TASK INPUT:
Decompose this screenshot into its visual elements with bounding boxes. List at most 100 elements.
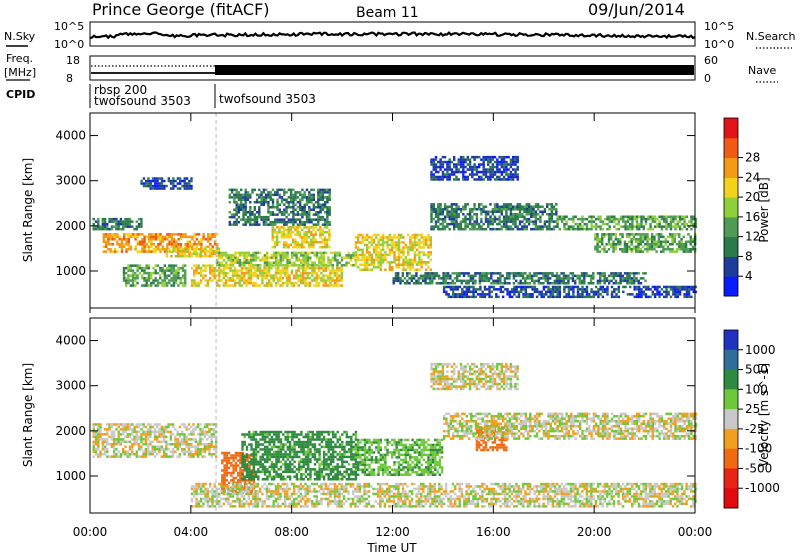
power-region-3 [165,247,223,258]
velocity-tick-label: -1000 [745,481,780,495]
nsky-trace [89,31,696,40]
power-region-7 [271,226,331,249]
power-region-6 [216,251,357,267]
power-colorbar: 4 8 12 16 20 24 28 [723,117,760,297]
power-region-10 [442,285,698,299]
power-color-2 [724,256,738,277]
power-color-5 [724,197,738,218]
power-color-7 [724,157,738,178]
x-tick-label: 00:00 [678,525,713,539]
power-region-4 [122,264,187,287]
velocity-scale-label: Velocity [m s^-1] [757,363,771,467]
power-color-8 [724,137,738,159]
power-color-3 [724,236,738,257]
velocity-region-3 [241,430,358,481]
velocity-region-8 [430,362,519,391]
station-title: Prince George (fitACF) [92,0,270,19]
velocity-color-3 [724,369,738,390]
freq-trace-twofsound [215,65,694,75]
y-tick-label: 2000 [55,424,86,438]
velocity-color-7 [724,448,738,469]
x-tick-label: 04:00 [174,525,209,539]
power-heatmap [92,113,698,308]
power-color-1 [724,276,738,297]
velocity-tick-label: -100 [745,442,772,456]
cpid-segment-1-line1: rbsp 200 [94,83,147,97]
velocity-y-axis: 1000 2000 3000 4000 [55,334,695,483]
velocity-color-4 [724,389,738,410]
velocity-tick-label: -25 [745,422,765,436]
power-scale-label: Power [dB] [757,177,771,242]
power-tick-label: 20 [745,190,760,204]
power-panel: 1000 2000 3000 4000 Slant Range [km] 4 8 12 16… [21,112,771,309]
y-tick-label: 4000 [55,129,86,143]
velocity-tick-label: 500 [745,363,768,377]
power-tick-label: 4 [745,269,753,283]
power-color-4 [724,216,738,238]
date-title: 09/Jun/2014 [588,0,685,19]
velocity-region-1 [92,423,218,458]
nave-tick-bottom: 0 [704,72,711,85]
y-tick-label: 1000 [55,264,86,278]
velocity-colorbar: 1000 500 100 25 -25 -100 -500 -1000 [723,329,780,509]
power-region-8 [354,233,432,271]
x-tick-label: 16:00 [476,525,511,539]
x-tick-label: 00:00 [73,525,108,539]
freq-label-line2: [MHz] [4,66,36,79]
nsky-tick-bottom: 10^0 [54,38,84,51]
velocity-color-2 [724,349,738,371]
velocity-tick-label: -500 [745,461,772,475]
freq-label-line1: Freq. [6,52,33,65]
velocity-color-8 [724,468,738,489]
velocity-panel: 1000 2000 3000 4000 Slant Range [km] 1000 50… [21,317,780,514]
velocity-heatmap [92,318,698,513]
power-region-1 [92,217,143,231]
x-tick-label: 20:00 [577,525,612,539]
velocity-color-6 [724,428,738,450]
freq-panel: Freq. [MHz] 18 8 60 0 Nave [4,52,778,85]
freq-tick-bottom: 8 [66,72,73,85]
y-tick-label: 4000 [55,334,86,348]
y-tick-label: 3000 [55,379,86,393]
power-tick-label: 8 [745,249,753,263]
cpid-label: CPID [6,88,35,101]
power-region-11 [228,188,331,226]
power-tick-label: 28 [745,151,760,165]
cpid-panel: CPID rbsp 200 twofsound 3503 twofsound 3… [6,83,316,108]
power-region-9 [392,272,647,285]
nave-label: Nave [748,64,776,77]
velocity-color-5 [724,409,738,430]
power-region-12 [430,203,558,231]
y-tick-label: 2000 [55,219,86,233]
power-region-15 [140,177,193,190]
beam-title: Beam 11 [356,5,419,21]
velocity-color-1 [724,330,738,351]
y-tick-label: 3000 [55,174,86,188]
cpid-segment-2-line1: twofsound 3503 [219,92,316,106]
velocity-region-4 [354,438,444,476]
nave-tick-top: 60 [704,54,718,67]
velocity-region-6 [190,482,697,508]
velocity-region-7 [442,412,698,440]
power-y-axis: 1000 2000 3000 4000 [55,129,695,278]
power-frame [723,117,739,297]
velocity-tick-label: 25 [745,402,760,416]
power-color-9 [724,118,738,139]
nsearch-tick-top: 10^5 [704,20,734,33]
power-tick-label: 16 [745,210,760,224]
velocity-tick-label: 100 [745,382,768,396]
nsky-tick-top: 10^5 [54,20,84,33]
velocity-color-9 [724,488,738,509]
power-region-14 [594,233,697,253]
power-color-6 [724,177,738,198]
velocity-frame [723,329,739,509]
time-x-axis: 00:00 04:00 08:00 12:00 16:00 20:00 00:00 [73,113,713,539]
freq-tick-top: 18 [66,54,80,67]
y-tick-label: 1000 [55,469,86,483]
x-axis-label: Time UT [366,541,417,554]
power-region-16 [430,155,519,181]
velocity-tick-label: 1000 [745,343,776,357]
nsky-label: N.Sky [4,30,36,43]
nsky-panel: N.Sky 10^5 10^0 10^5 10^0 N.Search [4,20,796,51]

SET PROBLEM: Render every line of the entries above as a Markdown table with two columns, "Row" for the row number and "Text" for the line. Skip blank lines and leave out the pictures.

REPLY:
| Row | Text |
|---|---|
| 1 | Decompose this screenshot into its visual elements with bounding boxes. List at most 100 elements. |
| 2 | power-region-3 [165,247,223,258] |
| 3 | velocity-tick-label: -1000 [745,481,780,495] |
| 4 | nsky-trace [89,31,696,40] |
| 5 | power-region-7 [271,226,331,249] |
| 6 | power-region-6 [216,251,357,267] |
| 7 | power-colorbar: 4 8 12 16 20 24 28 [723,117,760,297] |
| 8 | power-region-10 [442,285,698,299] |
| 9 | power-color-2 [724,256,738,277] |
| 10 | power-color-5 [724,197,738,218] |
| 11 | power-color-7 [724,157,738,178] |
| 12 | x-tick-label: 00:00 [678,525,713,539] |
| 13 | power-region-4 [122,264,187,287] |
| 14 | velocity-scale-label: Velocity [m s^-1] [757,363,771,467] |
| 15 | power-color-8 [724,137,738,159] |
| 16 | power-color-3 [724,236,738,257] |
| 17 | velocity-region-3 [241,430,358,481] |
| 18 | velocity-region-8 [430,362,519,391] |
| 19 | station-title: Prince George (fitACF) [92,0,270,19] |
| 20 | velocity-color-3 [724,369,738,390] |
| 21 | freq-trace-twofsound [215,65,694,75] |
| 22 | y-tick-label: 2000 [55,424,86,438] |
| 23 | velocity-color-7 [724,448,738,469] |
| 24 | x-tick-label: 04:00 [174,525,209,539] |
| 25 | power-heatmap [92,113,698,308] |
| 26 | power-color-1 [724,276,738,297] |
| 27 | velocity-tick-label: -100 [745,442,772,456] |
| 28 | cpid-segment-1-line1: rbsp 200 [94,83,147,97] |
| 29 | velocity-y-axis: 1000 2000 3000 4000 [55,334,695,483] |
| 30 | velocity-color-4 [724,389,738,410] |
| 31 | velocity-tick-label: -25 [745,422,765,436] |
| 32 | power-scale-label: Power [dB] [757,177,771,242] |
| 33 | power-tick-label: 20 [745,190,760,204] |
| 34 | power-panel: 1000 2000 3000 4000 Slant Range [km] 4 8 12 16… [21,112,771,309] |
| 35 | y-tick-label: 4000 [55,129,86,143] |
| 36 | velocity-tick-label: 500 [745,363,768,377] |
| 37 | power-tick-label: 4 [745,269,753,283] |
| 38 | power-color-4 [724,216,738,238] |
| 39 | date-title: 09/Jun/2014 [588,0,685,19] |
| 40 | velocity-region-1 [92,423,218,458] |
| 41 | nave-tick-bottom: 0 [704,72,711,85] |
| 42 | y-tick-label: 1000 [55,264,86,278] |
| 43 | velocity-colorbar: 1000 500 100 25 -25 -100 -500 -1000 [723,329,780,509] |
| 44 | power-region-8 [354,233,432,271] |
| 45 | x-tick-label: 16:00 [476,525,511,539] |
| 46 | x-tick-label: 00:00 [73,525,108,539] |
| 47 | freq-label-line2: [MHz] [4,66,36,79] |
| 48 | nsky-tick-bottom: 10^0 [54,38,84,51] |
| 49 | velocity-color-2 [724,349,738,371] |
| 50 | velocity-tick-label: -500 [745,461,772,475] |
| 51 | freq-label-line1: Freq. [6,52,33,65] |
| 52 | velocity-color-8 [724,468,738,489] |
| 53 | velocity-panel: 1000 2000 3000 4000 Slant Range [km] 1000 50… [21,317,780,514] |
| 54 | velocity-heatmap [92,318,698,513] |
| 55 | power-region-1 [92,217,143,231] |
| 56 | x-tick-label: 20:00 [577,525,612,539] |
| 57 | velocity-color-6 [724,428,738,450] |
| 58 | freq-panel: Freq. [MHz] 18 8 60 0 Nave [4,52,778,85] |
| 59 | freq-tick-bottom: 8 [66,72,73,85] |
| 60 | y-tick-label: 4000 [55,334,86,348] |
| 61 | y-tick-label: 3000 [55,379,86,393] |
| 62 | power-tick-label: 8 [745,249,753,263] |
| 63 | cpid-label: CPID [6,88,35,101] |
| 64 | power-region-11 [228,188,331,226] |
| 65 | power-tick-label: 28 [745,151,760,165] |
| 66 | cpid-panel: CPID rbsp 200 twofsound 3503 twofsound 3… [6,83,316,108] |
| 67 | power-region-9 [392,272,647,285] |
| 68 | nave-label: Nave [748,64,776,77] |
| 69 | velocity-color-5 [724,409,738,430] |
| 70 | power-region-12 [430,203,558,231] |
| 71 | y-tick-label: 2000 [55,219,86,233] |
| 72 | power-region-15 [140,177,193,190] |
| 73 | beam-title: Beam 11 [356,5,419,21] |
| 74 | velocity-color-1 [724,330,738,351] |
| 75 | y-tick-label: 3000 [55,174,86,188] |
| 76 | cpid-segment-2-line1: twofsound 3503 [219,92,316,106] |
| 77 | velocity-region-4 [354,438,444,476] |
| 78 | nave-tick-top: 60 [704,54,718,67] |
| 79 | velocity-region-6 [190,482,697,508] |
| 80 | velocity-region-7 [442,412,698,440] |
| 81 | power-y-axis: 1000 2000 3000 4000 [55,129,695,278] |
| 82 | power-frame [723,117,739,297] |
| 83 | velocity-tick-label: 25 [745,402,760,416] |
| 84 | power-color-9 [724,118,738,139] |
| 85 | nsearch-tick-top: 10^5 [704,20,734,33] |
| 86 | power-tick-label: 16 [745,210,760,224] |
| 87 | velocity-tick-label: 100 [745,382,768,396] |
| 88 | nsky-tick-top: 10^5 [54,20,84,33] |
| 89 | velocity-color-9 [724,488,738,509] |
| 90 | power-region-14 [594,233,697,253] |
| 91 | power-color-6 [724,177,738,198] |
| 92 | velocity-frame [723,329,739,509] |
| 93 | time-x-axis: 00:00 04:00 08:00 12:00 16:00 20:00 00:00 [73,113,713,539] |
| 94 | freq-tick-top: 18 [66,54,80,67] |
| 95 | y-tick-label: 1000 [55,469,86,483] |
| 96 | x-axis-label: Time UT [366,541,417,554] |
| 97 | power-region-16 [430,155,519,181] |
| 98 | velocity-tick-label: 1000 [745,343,776,357] |
| 99 | nsky-label: N.Sky [4,30,36,43] |
| 100 | nsky-panel: N.Sky 10^5 10^0 10^5 10^0 N.Search [4,20,796,51] |